▶ _Written request_
Every line of the data must be copied exactly.

▶ _Raw records_
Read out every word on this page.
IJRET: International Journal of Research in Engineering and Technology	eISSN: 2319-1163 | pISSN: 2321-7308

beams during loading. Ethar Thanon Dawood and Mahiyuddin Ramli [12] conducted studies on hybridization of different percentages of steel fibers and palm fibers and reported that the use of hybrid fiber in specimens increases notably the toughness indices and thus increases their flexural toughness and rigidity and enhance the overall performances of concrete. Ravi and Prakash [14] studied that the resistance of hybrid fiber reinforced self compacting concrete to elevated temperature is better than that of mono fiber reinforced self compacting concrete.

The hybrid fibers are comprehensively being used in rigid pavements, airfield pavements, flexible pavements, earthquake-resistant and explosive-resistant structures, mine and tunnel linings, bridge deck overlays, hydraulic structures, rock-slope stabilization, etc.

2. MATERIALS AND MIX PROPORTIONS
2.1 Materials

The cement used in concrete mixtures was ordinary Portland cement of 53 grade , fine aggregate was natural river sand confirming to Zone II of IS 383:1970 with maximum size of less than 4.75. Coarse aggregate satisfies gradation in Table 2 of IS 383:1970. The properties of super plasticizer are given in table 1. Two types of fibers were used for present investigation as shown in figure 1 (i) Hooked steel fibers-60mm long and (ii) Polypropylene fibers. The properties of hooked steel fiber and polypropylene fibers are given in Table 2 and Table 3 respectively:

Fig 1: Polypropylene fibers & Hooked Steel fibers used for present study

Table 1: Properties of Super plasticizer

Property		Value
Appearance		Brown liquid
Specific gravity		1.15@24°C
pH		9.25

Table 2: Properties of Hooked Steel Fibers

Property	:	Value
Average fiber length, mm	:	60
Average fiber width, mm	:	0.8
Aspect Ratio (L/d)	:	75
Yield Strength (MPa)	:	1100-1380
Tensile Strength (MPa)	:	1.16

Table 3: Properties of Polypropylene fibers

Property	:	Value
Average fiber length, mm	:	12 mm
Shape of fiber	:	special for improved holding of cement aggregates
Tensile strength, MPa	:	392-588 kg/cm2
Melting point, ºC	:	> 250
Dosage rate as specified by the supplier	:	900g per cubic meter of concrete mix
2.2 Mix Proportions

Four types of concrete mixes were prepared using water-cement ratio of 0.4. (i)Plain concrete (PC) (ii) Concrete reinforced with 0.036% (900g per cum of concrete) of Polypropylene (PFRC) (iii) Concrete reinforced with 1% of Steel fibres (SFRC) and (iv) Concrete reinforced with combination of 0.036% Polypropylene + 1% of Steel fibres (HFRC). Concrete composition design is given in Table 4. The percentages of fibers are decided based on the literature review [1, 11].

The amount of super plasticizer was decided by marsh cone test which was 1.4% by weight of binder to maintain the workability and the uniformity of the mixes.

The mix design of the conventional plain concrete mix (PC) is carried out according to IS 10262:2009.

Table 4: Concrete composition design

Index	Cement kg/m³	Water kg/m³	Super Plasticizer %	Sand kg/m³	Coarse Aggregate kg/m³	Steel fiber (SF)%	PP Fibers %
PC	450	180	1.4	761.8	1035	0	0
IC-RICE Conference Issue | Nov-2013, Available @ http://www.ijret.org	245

▶ _Full answer_
Read out every word on this page.
IJRET: International Journal of Research in Engineering and Technology	eISSN: 2319-1163 | pISSN: 2321-7308

beams during loading. Ethar Thanon Dawood and Mahiyuddin Ramli [12] conducted studies on hybridization of different percentages of steel fibers and palm fibers and reported that the use of hybrid fiber in specimens increases notably the toughness indices and thus increases their flexural toughness and rigidity and enhance the overall performances of concrete. Ravi and Prakash [14] studied that the resistance of hybrid fiber reinforced self compacting concrete to elevated temperature is better than that of mono fiber reinforced self compacting concrete.

The hybrid fibers are comprehensively being used in rigid pavements, airfield pavements, flexible pavements, earthquake-resistant and explosive-resistant structures, mine and tunnel linings, bridge deck overlays, hydraulic structures, rock-slope stabilization, etc.

2. MATERIALS AND MIX PROPORTIONS
2.1 Materials

The cement used in concrete mixtures was ordinary Portland cement of 53 grade , fine aggregate was natural river sand confirming to Zone II of IS 383:1970 with maximum size of less than 4.75. Coarse aggregate satisfies gradation in Table 2 of IS 383:1970. The properties of super plasticizer are given in table 1. Two types of fibers were used for present investigation as shown in figure 1 (i) Hooked steel fibers-60mm long and (ii) Polypropylene fibers. The properties of hooked steel fiber and polypropylene fibers are given in Table 2 and Table 3 respectively:

Fig 1: Polypropylene fibers & Hooked Steel fibers used for present study

Table 1: Properties of Super plasticizer

Property		Value
Appearance		Brown liquid
Specific gravity		1.15@24°C
pH		9.25

Table 2: Properties of Hooked Steel Fibers

Property	:	Value
Average fiber length, mm	:	60
Average fiber width, mm	:	0.8
Aspect Ratio (L/d)	:	75
Yield Strength (MPa)	:	1100-1380
Tensile Strength (MPa)	:	1.16

Table 3: Properties of Polypropylene fibers

Property	:	Value
Average fiber length, mm	:	12 mm
Shape of fiber	:	special for improved holding of cement aggregates
Tensile strength, MPa	:	392-588 kg/cm2
Melting point, ºC	:	> 250
Dosage rate as specified by the supplier	:	900g per cubic meter of concrete mix
2.2 Mix Proportions

Four types of concrete mixes were prepared using water-cement ratio of 0.4. (i)Plain concrete (PC) (ii) Concrete reinforced with 0.036% (900g per cum of concrete) of Polypropylene (PFRC) (iii) Concrete reinforced with 1% of Steel fibres (SFRC) and (iv) Concrete reinforced with combination of 0.036% Polypropylene + 1% of Steel fibres (HFRC). Concrete composition design is given in Table 4. The percentages of fibers are decided based on the literature review [1, 11].

The amount of super plasticizer was decided by marsh cone test which was 1.4% by weight of binder to maintain the workability and the uniformity of the mixes.

The mix design of the conventional plain concrete mix (PC) is carried out according to IS 10262:2009.

Table 4: Concrete composition design

Index	Cement kg/m³	Water kg/m³	Super Plasticizer %	Sand kg/m³	Coarse Aggregate kg/m³	Steel fiber (SF)%	PP Fibers %
PC	450	180	1.4	761.8	1035	0	0
IC-RICE Conference Issue | Nov-2013, Available @ http://www.ijret.org	245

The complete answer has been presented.